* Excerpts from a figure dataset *
** Begin **

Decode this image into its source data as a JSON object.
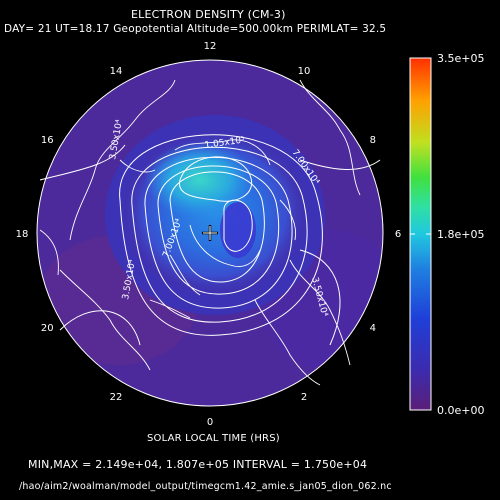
{
  "chart_data": {
    "type": "heatmap",
    "projection": "polar (north pole)",
    "title": "ELECTRON DENSITY (CM-3)",
    "subtitle": "DAY= 21 UT=18.17 Geopotential Altitude=500.00km PERIMLAT= 32.5",
    "xlabel": "SOLAR LOCAL TIME (HRS)",
    "hour_labels": [
      {
        "hour": 12,
        "text": "12"
      },
      {
        "hour": 10,
        "text": "10"
      },
      {
        "hour": 8,
        "text": "8"
      },
      {
        "hour": 6,
        "text": "6"
      },
      {
        "hour": 4,
        "text": "4"
      },
      {
        "hour": 2,
        "text": "2"
      },
      {
        "hour": 0,
        "text": "0"
      },
      {
        "hour": 22,
        "text": "22"
      },
      {
        "hour": 20,
        "text": "20"
      },
      {
        "hour": 18,
        "text": "18"
      },
      {
        "hour": 16,
        "text": "16"
      },
      {
        "hour": 14,
        "text": "14"
      }
    ],
    "contour_labels": [
      "3.50x10⁴",
      "1.05x10⁵",
      "7.00x10⁴",
      "7.00x10⁴",
      "3.50x10⁴",
      "3.50x10⁴"
    ],
    "colorbar": {
      "min": 0,
      "max": 350000,
      "tick_labels": [
        "3.5e+05",
        "1.8e+05",
        "0.0e+00"
      ],
      "colors": [
        "#5a1f78",
        "#3a2cb0",
        "#1f3fd8",
        "#1f7fe0",
        "#20c8e0",
        "#30e0a0",
        "#40e040",
        "#c0e020",
        "#ffa000",
        "#ff3000"
      ]
    },
    "stats": {
      "min": 21490,
      "max": 180700,
      "interval": 17500
    },
    "stats_text": "MIN,MAX =  2.149e+04, 1.807e+05 INTERVAL =  1.750e+04"
  },
  "footer": {
    "path": "/hao/aim2/woalman/model_output/timegcm1.42_amie.s_jan05_dion_062.nc"
  },
  "colors": {
    "background": "#000000",
    "disk_base": "#4d2a9c",
    "coast": "#ffffff"
  }
}
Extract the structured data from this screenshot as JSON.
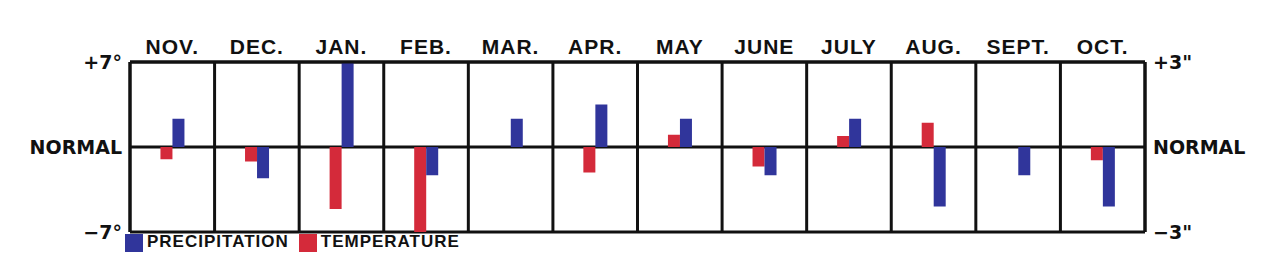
{
  "chart_data": {
    "type": "bar",
    "categories": [
      "NOV.",
      "DEC.",
      "JAN.",
      "FEB.",
      "MAR.",
      "APR.",
      "MAY",
      "JUNE",
      "JULY",
      "AUG.",
      "SEPT.",
      "OCT."
    ],
    "series": [
      {
        "name": "TEMPERATURE",
        "color": "#d42a3a",
        "values": [
          -1.0,
          -1.2,
          -5.1,
          -7.0,
          0,
          -2.1,
          1.0,
          -1.6,
          0.9,
          2.0,
          0,
          -1.1
        ]
      },
      {
        "name": "PRECIPITATION",
        "color": "#30359b",
        "axis": "y2",
        "values": [
          1.0,
          -1.1,
          3.0,
          -1.0,
          1.0,
          1.5,
          1.0,
          -1.0,
          1.0,
          -2.1,
          -1.0,
          -2.1
        ]
      }
    ],
    "ylim": [
      -7,
      7
    ],
    "yticks": [
      {
        "value": -7,
        "label": "−7°"
      },
      {
        "value": 0,
        "label": "NORMAL"
      },
      {
        "value": 7,
        "label": "+7°"
      }
    ],
    "y2lim": [
      -3,
      3
    ],
    "y2ticks": [
      {
        "value": -3,
        "label": "−3\""
      },
      {
        "value": 0,
        "label": "NORMAL"
      },
      {
        "value": 3,
        "label": "+3\""
      }
    ],
    "grid": true,
    "legend": "bottom-left"
  }
}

** End **

* PROBLEM DETAILS *
Omit every image. Quote each record exactly.

* EXERCISE RESULT *
Decode this image into its source data as a JSON object.
{
  "chart_data": {
    "type": "heatmap",
    "projection": "polar (north pole)",
    "title": "ELECTRON DENSITY (CM-3)",
    "subtitle": "DAY= 21 UT=18.17 Geopotential Altitude=500.00km PERIMLAT= 32.5",
    "xlabel": "SOLAR LOCAL TIME (HRS)",
    "hour_labels": [
      {
        "hour": 12,
        "text": "12"
      },
      {
        "hour": 10,
        "text": "10"
      },
      {
        "hour": 8,
        "text": "8"
      },
      {
        "hour": 6,
        "text": "6"
      },
      {
        "hour": 4,
        "text": "4"
      },
      {
        "hour": 2,
        "text": "2"
      },
      {
        "hour": 0,
        "text": "0"
      },
      {
        "hour": 22,
        "text": "22"
      },
      {
        "hour": 20,
        "text": "20"
      },
      {
        "hour": 18,
        "text": "18"
      },
      {
        "hour": 16,
        "text": "16"
      },
      {
        "hour": 14,
        "text": "14"
      }
    ],
    "contour_labels": [
      "3.50x10⁴",
      "1.05x10⁵",
      "7.00x10⁴",
      "7.00x10⁴",
      "3.50x10⁴",
      "3.50x10⁴"
    ],
    "colorbar": {
      "min": 0,
      "max": 350000,
      "tick_labels": [
        "3.5e+05",
        "1.8e+05",
        "0.0e+00"
      ],
      "colors": [
        "#5a1f78",
        "#3a2cb0",
        "#1f3fd8",
        "#1f7fe0",
        "#20c8e0",
        "#30e0a0",
        "#40e040",
        "#c0e020",
        "#ffa000",
        "#ff3000"
      ]
    },
    "stats": {
      "min": 21490,
      "max": 180700,
      "interval": 17500
    },
    "stats_text": "MIN,MAX =  2.149e+04, 1.807e+05 INTERVAL =  1.750e+04"
  },
  "footer": {
    "path": "/hao/aim2/woalman/model_output/timegcm1.42_amie.s_jan05_dion_062.nc"
  },
  "colors": {
    "background": "#000000",
    "disk_base": "#4d2a9c",
    "coast": "#ffffff"
  }
}
Extract the structured data from this screenshot as JSON.
{
  "chart_data": {
    "type": "bar",
    "categories": [
      "NOV.",
      "DEC.",
      "JAN.",
      "FEB.",
      "MAR.",
      "APR.",
      "MAY",
      "JUNE",
      "JULY",
      "AUG.",
      "SEPT.",
      "OCT."
    ],
    "series": [
      {
        "name": "TEMPERATURE",
        "color": "#d42a3a",
        "values": [
          -1.0,
          -1.2,
          -5.1,
          -7.0,
          0,
          -2.1,
          1.0,
          -1.6,
          0.9,
          2.0,
          0,
          -1.1
        ]
      },
      {
        "name": "PRECIPITATION",
        "color": "#30359b",
        "axis": "y2",
        "values": [
          1.0,
          -1.1,
          3.0,
          -1.0,
          1.0,
          1.5,
          1.0,
          -1.0,
          1.0,
          -2.1,
          -1.0,
          -2.1
        ]
      }
    ],
    "ylim": [
      -7,
      7
    ],
    "yticks": [
      {
        "value": -7,
        "label": "−7°"
      },
      {
        "value": 0,
        "label": "NORMAL"
      },
      {
        "value": 7,
        "label": "+7°"
      }
    ],
    "y2lim": [
      -3,
      3
    ],
    "y2ticks": [
      {
        "value": -3,
        "label": "−3\""
      },
      {
        "value": 0,
        "label": "NORMAL"
      },
      {
        "value": 3,
        "label": "+3\""
      }
    ],
    "grid": true,
    "legend": "bottom-left"
  }
}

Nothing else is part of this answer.